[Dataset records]
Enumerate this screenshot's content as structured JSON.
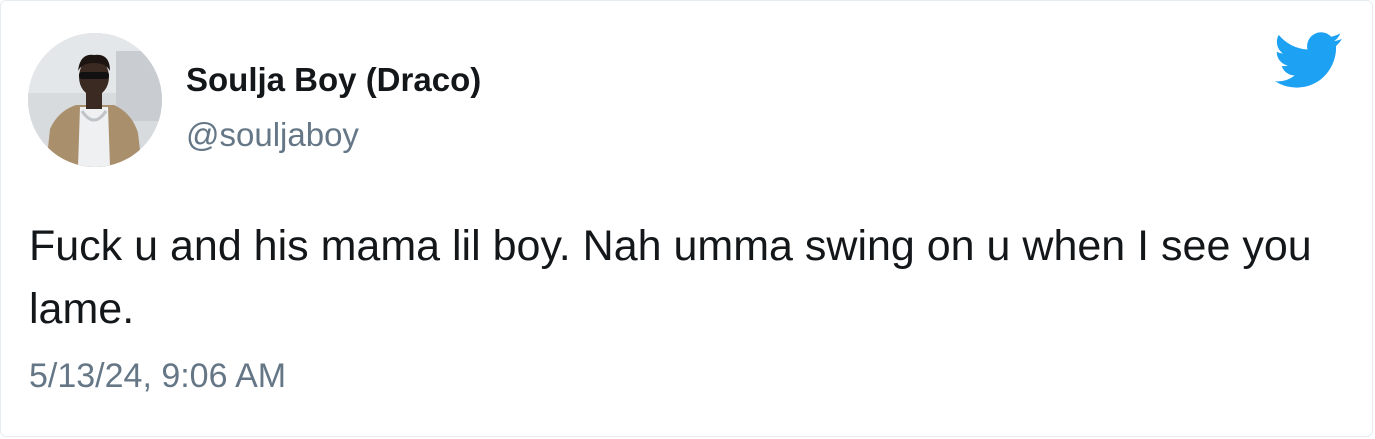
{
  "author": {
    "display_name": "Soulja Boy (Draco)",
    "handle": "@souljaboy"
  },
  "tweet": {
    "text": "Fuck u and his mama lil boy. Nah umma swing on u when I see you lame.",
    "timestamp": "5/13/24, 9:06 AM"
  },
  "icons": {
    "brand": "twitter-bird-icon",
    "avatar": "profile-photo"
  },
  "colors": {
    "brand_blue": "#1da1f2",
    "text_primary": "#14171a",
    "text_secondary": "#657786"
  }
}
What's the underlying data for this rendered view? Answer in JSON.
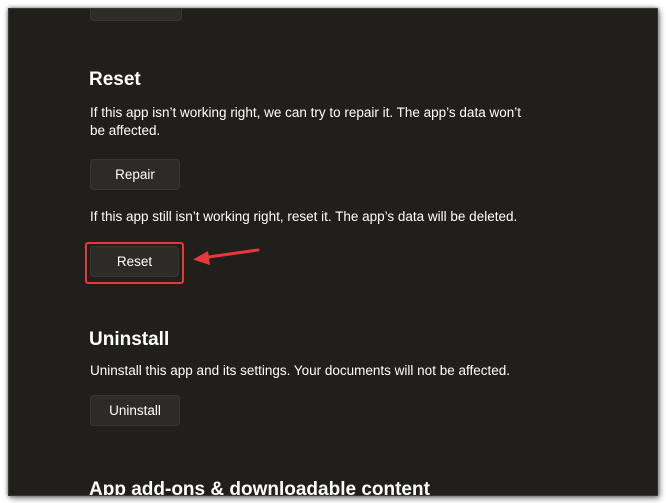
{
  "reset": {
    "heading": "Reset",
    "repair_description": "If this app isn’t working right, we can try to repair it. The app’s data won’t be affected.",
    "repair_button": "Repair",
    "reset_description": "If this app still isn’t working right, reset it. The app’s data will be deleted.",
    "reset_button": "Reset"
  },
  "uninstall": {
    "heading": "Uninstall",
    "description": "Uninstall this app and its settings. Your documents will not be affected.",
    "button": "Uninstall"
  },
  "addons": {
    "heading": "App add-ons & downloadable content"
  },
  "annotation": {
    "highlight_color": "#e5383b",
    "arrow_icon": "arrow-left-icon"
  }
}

==

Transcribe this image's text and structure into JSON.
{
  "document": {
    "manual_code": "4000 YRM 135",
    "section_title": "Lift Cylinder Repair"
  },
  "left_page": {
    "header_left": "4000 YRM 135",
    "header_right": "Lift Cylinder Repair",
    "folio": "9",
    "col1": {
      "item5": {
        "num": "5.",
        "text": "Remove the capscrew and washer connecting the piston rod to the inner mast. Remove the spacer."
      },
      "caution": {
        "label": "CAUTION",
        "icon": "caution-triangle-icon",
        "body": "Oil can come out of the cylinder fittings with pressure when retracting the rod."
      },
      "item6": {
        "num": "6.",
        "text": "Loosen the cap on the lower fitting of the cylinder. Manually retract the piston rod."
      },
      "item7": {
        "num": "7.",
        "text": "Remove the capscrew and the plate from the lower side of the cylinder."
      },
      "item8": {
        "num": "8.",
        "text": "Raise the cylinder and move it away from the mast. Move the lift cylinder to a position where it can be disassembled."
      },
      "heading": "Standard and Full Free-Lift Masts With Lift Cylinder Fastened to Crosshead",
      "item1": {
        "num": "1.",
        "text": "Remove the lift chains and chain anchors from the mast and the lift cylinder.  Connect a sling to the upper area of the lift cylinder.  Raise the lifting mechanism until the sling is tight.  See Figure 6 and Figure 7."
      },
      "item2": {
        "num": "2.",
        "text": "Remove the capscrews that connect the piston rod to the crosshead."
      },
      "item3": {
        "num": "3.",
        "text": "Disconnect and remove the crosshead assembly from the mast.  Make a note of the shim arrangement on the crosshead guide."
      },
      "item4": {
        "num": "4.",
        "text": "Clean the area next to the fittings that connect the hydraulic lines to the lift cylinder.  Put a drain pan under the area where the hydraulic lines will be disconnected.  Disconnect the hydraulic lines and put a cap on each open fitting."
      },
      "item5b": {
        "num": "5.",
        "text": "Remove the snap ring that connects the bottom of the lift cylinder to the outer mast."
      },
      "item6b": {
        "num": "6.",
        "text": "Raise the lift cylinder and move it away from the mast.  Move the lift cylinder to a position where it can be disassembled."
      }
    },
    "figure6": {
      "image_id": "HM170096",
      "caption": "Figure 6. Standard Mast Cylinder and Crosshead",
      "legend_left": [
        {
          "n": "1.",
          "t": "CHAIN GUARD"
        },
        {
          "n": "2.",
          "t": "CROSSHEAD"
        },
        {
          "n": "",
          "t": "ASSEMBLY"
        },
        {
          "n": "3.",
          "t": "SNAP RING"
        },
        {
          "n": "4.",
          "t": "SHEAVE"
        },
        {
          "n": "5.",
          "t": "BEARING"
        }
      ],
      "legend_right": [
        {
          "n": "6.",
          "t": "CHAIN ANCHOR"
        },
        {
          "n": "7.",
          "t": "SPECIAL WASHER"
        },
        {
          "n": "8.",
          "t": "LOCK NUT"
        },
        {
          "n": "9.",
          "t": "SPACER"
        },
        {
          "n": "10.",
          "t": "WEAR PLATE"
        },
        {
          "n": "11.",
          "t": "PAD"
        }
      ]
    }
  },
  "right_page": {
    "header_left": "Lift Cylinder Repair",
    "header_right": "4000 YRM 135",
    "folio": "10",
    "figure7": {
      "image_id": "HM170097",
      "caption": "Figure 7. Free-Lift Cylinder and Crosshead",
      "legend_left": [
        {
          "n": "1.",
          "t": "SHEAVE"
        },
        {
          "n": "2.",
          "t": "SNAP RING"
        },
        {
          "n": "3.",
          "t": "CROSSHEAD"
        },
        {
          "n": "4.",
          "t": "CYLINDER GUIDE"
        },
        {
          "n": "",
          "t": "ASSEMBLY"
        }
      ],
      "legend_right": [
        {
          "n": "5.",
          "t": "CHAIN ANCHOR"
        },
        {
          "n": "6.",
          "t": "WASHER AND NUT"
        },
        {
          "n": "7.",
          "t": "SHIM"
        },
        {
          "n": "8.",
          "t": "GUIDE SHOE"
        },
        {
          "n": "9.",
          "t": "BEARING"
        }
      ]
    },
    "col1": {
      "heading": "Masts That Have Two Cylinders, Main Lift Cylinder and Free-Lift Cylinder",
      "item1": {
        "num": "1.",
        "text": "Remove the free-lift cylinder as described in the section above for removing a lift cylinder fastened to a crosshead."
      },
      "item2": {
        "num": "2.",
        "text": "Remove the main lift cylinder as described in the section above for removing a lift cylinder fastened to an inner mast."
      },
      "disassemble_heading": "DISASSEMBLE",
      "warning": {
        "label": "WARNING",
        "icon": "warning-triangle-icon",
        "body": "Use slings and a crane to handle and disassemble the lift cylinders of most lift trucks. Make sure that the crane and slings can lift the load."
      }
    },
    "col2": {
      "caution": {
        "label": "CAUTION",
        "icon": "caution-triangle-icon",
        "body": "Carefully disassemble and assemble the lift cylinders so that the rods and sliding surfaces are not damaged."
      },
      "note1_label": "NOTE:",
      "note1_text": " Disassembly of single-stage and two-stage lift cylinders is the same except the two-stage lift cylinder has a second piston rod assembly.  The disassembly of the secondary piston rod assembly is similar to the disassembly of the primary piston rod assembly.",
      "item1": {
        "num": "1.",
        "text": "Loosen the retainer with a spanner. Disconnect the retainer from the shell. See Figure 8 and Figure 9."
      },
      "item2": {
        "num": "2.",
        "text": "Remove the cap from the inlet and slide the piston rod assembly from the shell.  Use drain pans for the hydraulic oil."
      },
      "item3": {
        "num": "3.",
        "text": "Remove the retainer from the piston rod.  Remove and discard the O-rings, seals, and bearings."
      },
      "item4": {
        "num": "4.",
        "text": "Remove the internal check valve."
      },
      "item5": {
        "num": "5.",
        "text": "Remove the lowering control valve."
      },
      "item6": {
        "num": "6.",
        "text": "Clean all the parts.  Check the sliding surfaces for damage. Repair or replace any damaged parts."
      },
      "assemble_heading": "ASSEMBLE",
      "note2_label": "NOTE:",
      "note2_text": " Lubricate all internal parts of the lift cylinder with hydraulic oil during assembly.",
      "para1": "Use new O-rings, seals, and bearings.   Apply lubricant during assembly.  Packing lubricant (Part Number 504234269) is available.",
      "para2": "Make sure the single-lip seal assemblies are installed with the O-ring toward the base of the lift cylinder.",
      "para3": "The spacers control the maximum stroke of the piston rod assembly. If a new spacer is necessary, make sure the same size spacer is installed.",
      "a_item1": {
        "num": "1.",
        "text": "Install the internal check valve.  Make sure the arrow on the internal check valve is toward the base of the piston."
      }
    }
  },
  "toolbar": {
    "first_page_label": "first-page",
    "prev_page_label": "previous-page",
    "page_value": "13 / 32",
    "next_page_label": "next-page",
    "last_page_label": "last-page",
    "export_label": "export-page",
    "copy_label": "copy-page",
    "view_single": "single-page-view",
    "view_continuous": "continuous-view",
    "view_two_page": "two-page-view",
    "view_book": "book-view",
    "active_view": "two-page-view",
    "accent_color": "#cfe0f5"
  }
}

--

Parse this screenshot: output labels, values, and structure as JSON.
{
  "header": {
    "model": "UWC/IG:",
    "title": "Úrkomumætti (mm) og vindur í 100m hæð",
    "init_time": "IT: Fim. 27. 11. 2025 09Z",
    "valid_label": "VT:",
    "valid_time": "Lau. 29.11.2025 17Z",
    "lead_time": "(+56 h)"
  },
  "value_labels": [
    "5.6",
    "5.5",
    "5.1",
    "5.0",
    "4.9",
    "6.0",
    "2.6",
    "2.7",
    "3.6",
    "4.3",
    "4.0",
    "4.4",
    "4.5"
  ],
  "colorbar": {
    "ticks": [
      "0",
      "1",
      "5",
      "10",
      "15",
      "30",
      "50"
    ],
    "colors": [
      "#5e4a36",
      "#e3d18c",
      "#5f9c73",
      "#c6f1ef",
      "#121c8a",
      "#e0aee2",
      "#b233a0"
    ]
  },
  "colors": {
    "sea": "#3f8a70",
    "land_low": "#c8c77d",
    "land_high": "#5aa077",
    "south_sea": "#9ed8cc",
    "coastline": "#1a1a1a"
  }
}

*DIRECTIVE*: Only the number is wanted: how many lines in the data include the word "Clean"?

*TASK ANSWER*: 2